» WHAT YOU SHOULD DO
Give all the lines below again, exactly, with no pictures.

•••

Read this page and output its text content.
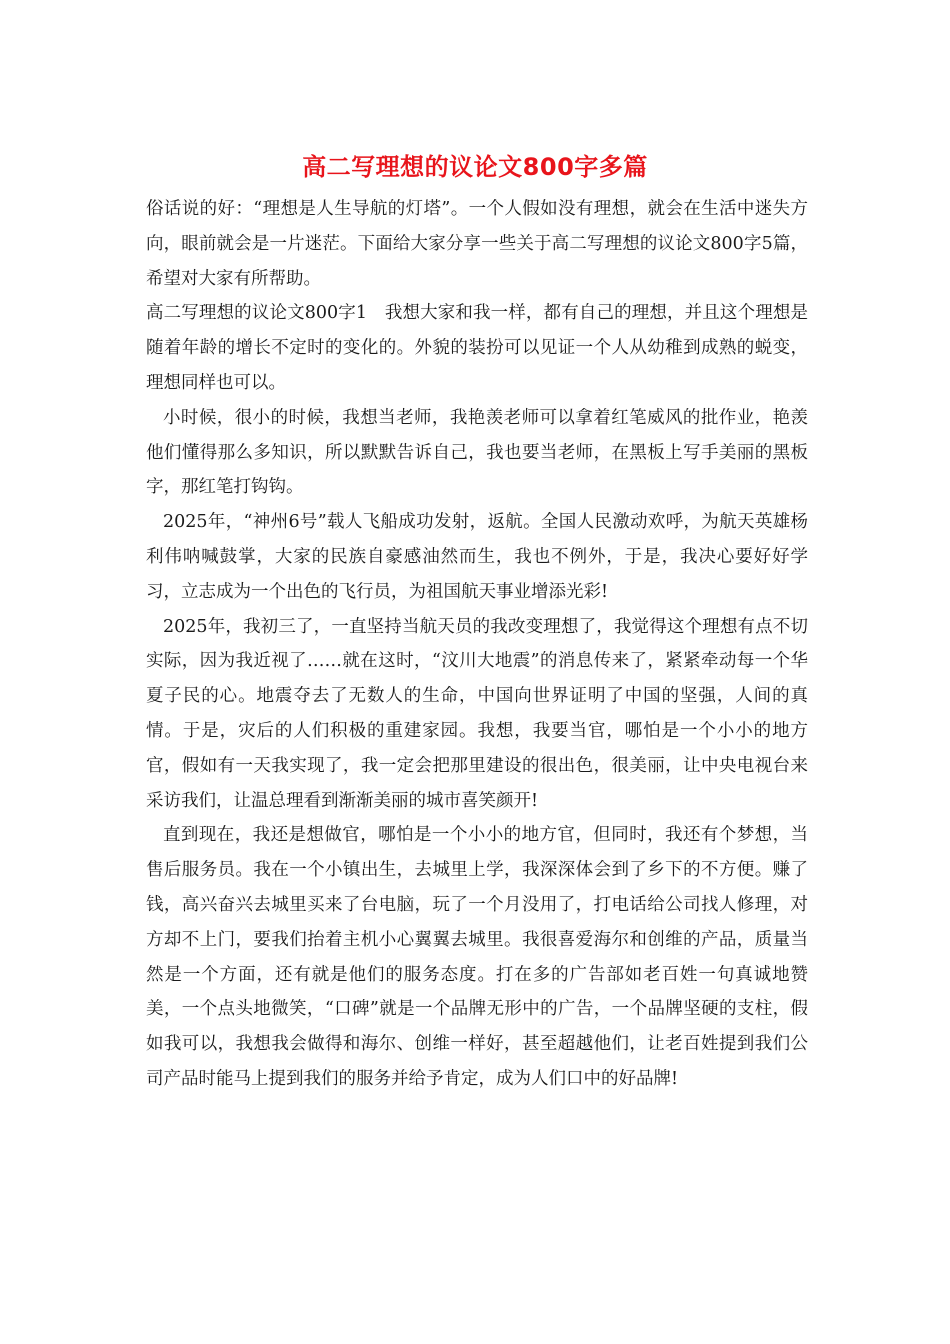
高二写理想的议论文800字多篇

俗话说的好：“理想是人生导航的灯塔”。一个人假如没有理想，就会在生活中迷失方向，眼前就会是一片迷茫。下面给大家分享一些关于高二写理想的议论文800字5篇，希望对大家有所帮助。

高二写理想的议论文800字1　我想大家和我一样，都有自己的理想，并且这个理想是随着年龄的增长不定时的变化的。外貌的装扮可以见证一个人从幼稚到成熟的蜕变，理想同样也可以。

小时候，很小的时候，我想当老师，我艳羡老师可以拿着红笔威风的批作业，艳羡他们懂得那么多知识，所以默默告诉自己，我也要当老师，在黑板上写手美丽的黑板字，那红笔打钩钩。

2025年，“神州6号”载人飞船成功发射，返航。全国人民激动欢呼，为航天英雄杨利伟呐喊鼓掌，大家的民族自豪感油然而生，我也不例外，于是，我决心要好好学习，立志成为一个出色的飞行员，为祖国航天事业增添光彩!

2025年，我初三了，一直坚持当航天员的我改变理想了，我觉得这个理想有点不切实际，因为我近视了……就在这时，“汶川大地震”的消息传来了，紧紧牵动每一个华夏子民的心。地震夺去了无数人的生命，中国向世界证明了中国的坚强，人间的真情。于是，灾后的人们积极的重建家园。我想，我要当官，哪怕是一个小小的地方官，假如有一天我实现了，我一定会把那里建设的很出色，很美丽，让中央电视台来采访我们，让温总理看到渐渐美丽的城市喜笑颜开!

直到现在，我还是想做官，哪怕是一个小小的地方官，但同时，我还有个梦想，当售后服务员。我在一个小镇出生，去城里上学，我深深体会到了乡下的不方便。赚了钱，高兴奋兴去城里买来了台电脑，玩了一个月没用了，打电话给公司找人修理，对方却不上门，要我们抬着主机小心翼翼去城里。我很喜爱海尔和创维的产品，质量当然是一个方面，还有就是他们的服务态度。打在多的广告部如老百姓一句真诚地赞美，一个点头地微笑，“口碑”就是一个品牌无形中的广告，一个品牌坚硬的支柱，假如我可以，我想我会做得和海尔、创维一样好，甚至超越他们，让老百姓提到我们公司产品时能马上提到我们的服务并给予肯定，成为人们口中的好品牌!
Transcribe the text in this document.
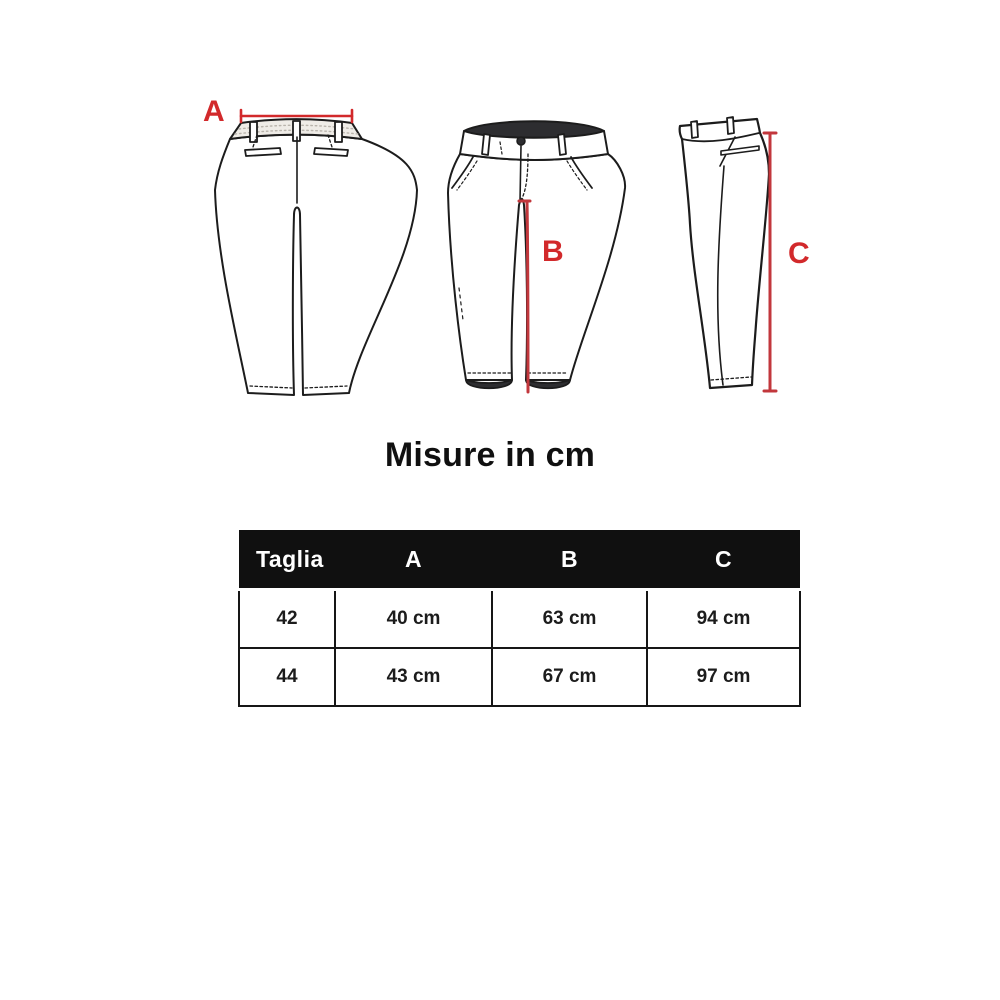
A
B	C
Misure in cm
Taglia	A	B	C
42	40 cm	63 cm	94 cm
44	43 cm	67 cm	97 cm
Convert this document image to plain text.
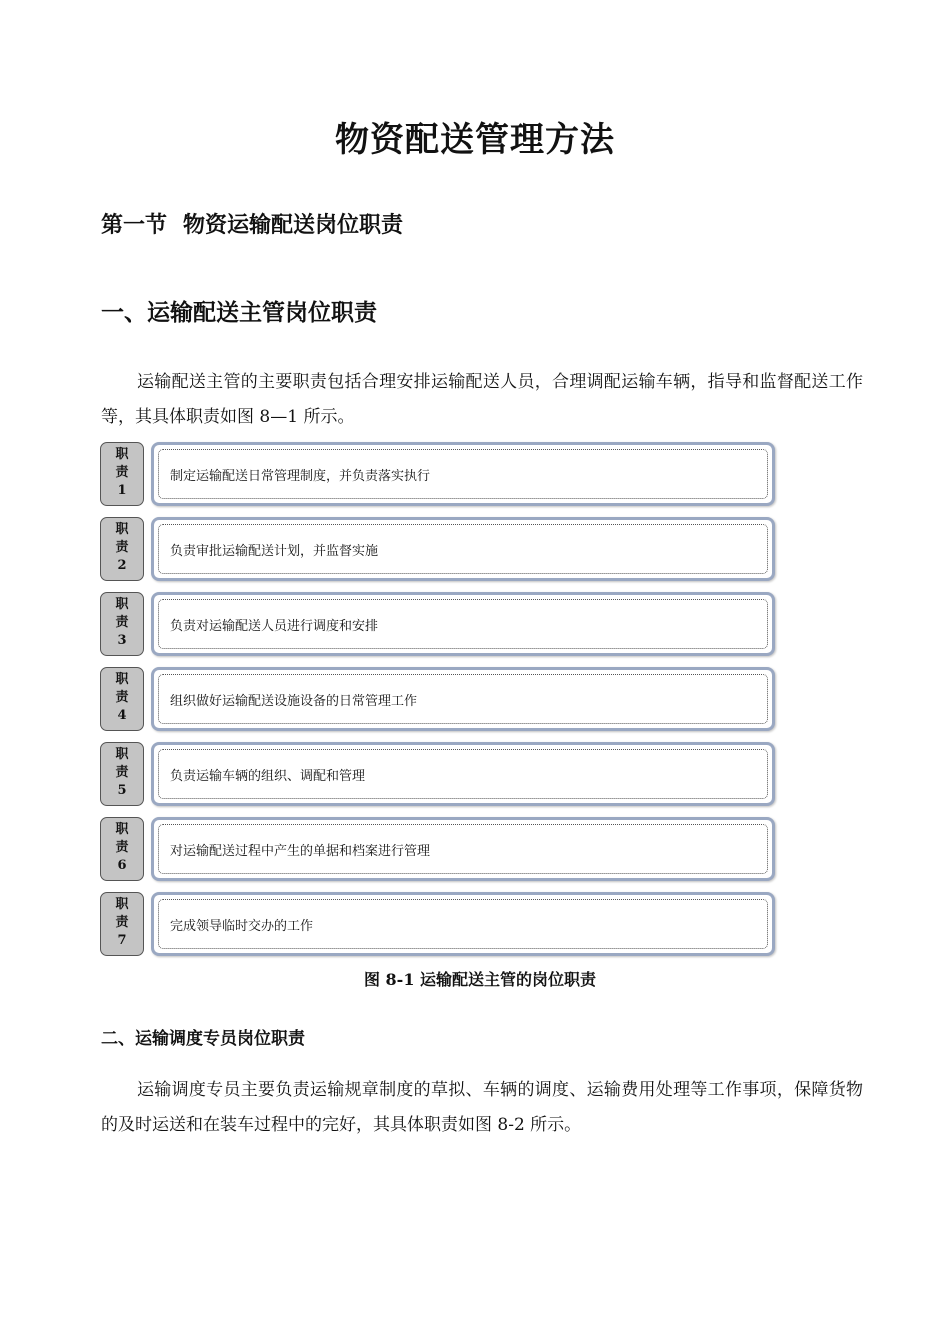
物资配送管理方法
第一节 物资运输配送岗位职责
一、运输配送主管岗位职责
运输配送主管的主要职责包括合理安排运输配送人员，合理调配运输车辆，指导和监督配送工作等，其具体职责如图 8—1 所示。
职
责
1
制定运输配送日常管理制度，并负责落实执行
职
责
2
负责审批运输配送计划，并监督实施
职
责
3
负责对运输配送人员进行调度和安排
职
责
4
组织做好运输配送设施设备的日常管理工作
职
责
5
负责运输车辆的组织、调配和管理
职
责
6
对运输配送过程中产生的单据和档案进行管理
职
责
7
完成领导临时交办的工作
图 8-1 运输配送主管的岗位职责
二、运输调度专员岗位职责
运输调度专员主要负责运输规章制度的草拟、车辆的调度、运输费用处理等工作事项，保障货物的及时运送和在装车过程中的完好，其具体职责如图 8-2 所示。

•••

» OUTPUT OF THE EXERCISE
Read this page and output its text content.
高二写理想的议论文800字多篇

俗话说的好：“理想是人生导航的灯塔”。一个人假如没有理想，就会在生活中迷失方向，眼前就会是一片迷茫。下面给大家分享一些关于高二写理想的议论文800字5篇，希望对大家有所帮助。

高二写理想的议论文800字1　我想大家和我一样，都有自己的理想，并且这个理想是随着年龄的增长不定时的变化的。外貌的装扮可以见证一个人从幼稚到成熟的蜕变，理想同样也可以。

小时候，很小的时候，我想当老师，我艳羡老师可以拿着红笔威风的批作业，艳羡他们懂得那么多知识，所以默默告诉自己，我也要当老师，在黑板上写手美丽的黑板字，那红笔打钩钩。

2025年，“神州6号”载人飞船成功发射，返航。全国人民激动欢呼，为航天英雄杨利伟呐喊鼓掌，大家的民族自豪感油然而生，我也不例外，于是，我决心要好好学习，立志成为一个出色的飞行员，为祖国航天事业增添光彩!

2025年，我初三了，一直坚持当航天员的我改变理想了，我觉得这个理想有点不切实际，因为我近视了……就在这时，“汶川大地震”的消息传来了，紧紧牵动每一个华夏子民的心。地震夺去了无数人的生命，中国向世界证明了中国的坚强，人间的真情。于是，灾后的人们积极的重建家园。我想，我要当官，哪怕是一个小小的地方官，假如有一天我实现了，我一定会把那里建设的很出色，很美丽，让中央电视台来采访我们，让温总理看到渐渐美丽的城市喜笑颜开!

直到现在，我还是想做官，哪怕是一个小小的地方官，但同时，我还有个梦想，当售后服务员。我在一个小镇出生，去城里上学，我深深体会到了乡下的不方便。赚了钱，高兴奋兴去城里买来了台电脑，玩了一个月没用了，打电话给公司找人修理，对方却不上门，要我们抬着主机小心翼翼去城里。我很喜爱海尔和创维的产品，质量当然是一个方面，还有就是他们的服务态度。打在多的广告部如老百姓一句真诚地赞美，一个点头地微笑，“口碑”就是一个品牌无形中的广告，一个品牌坚硬的支柱，假如我可以，我想我会做得和海尔、创维一样好，甚至超越他们，让老百姓提到我们公司产品时能马上提到我们的服务并给予肯定，成为人们口中的好品牌!
Transcribe the text in this document.
A
B	C
Misure in cm
Taglia	A	B	C
42	40 cm	63 cm	94 cm
44	43 cm	67 cm	97 cm
Convert this document image to plain text.
物资配送管理方法
第一节 物资运输配送岗位职责
一、运输配送主管岗位职责
运输配送主管的主要职责包括合理安排运输配送人员，合理调配运输车辆，指导和监督配送工作等，其具体职责如图 8—1 所示。
职
责
1
制定运输配送日常管理制度，并负责落实执行
职
责
2
负责审批运输配送计划，并监督实施
职
责
3
负责对运输配送人员进行调度和安排
职
责
4
组织做好运输配送设施设备的日常管理工作
职
责
5
负责运输车辆的组织、调配和管理
职
责
6
对运输配送过程中产生的单据和档案进行管理
职
责
7
完成领导临时交办的工作
图 8-1 运输配送主管的岗位职责
二、运输调度专员岗位职责
运输调度专员主要负责运输规章制度的草拟、车辆的调度、运输费用处理等工作事项，保障货物的及时运送和在装车过程中的完好，其具体职责如图 8-2 所示。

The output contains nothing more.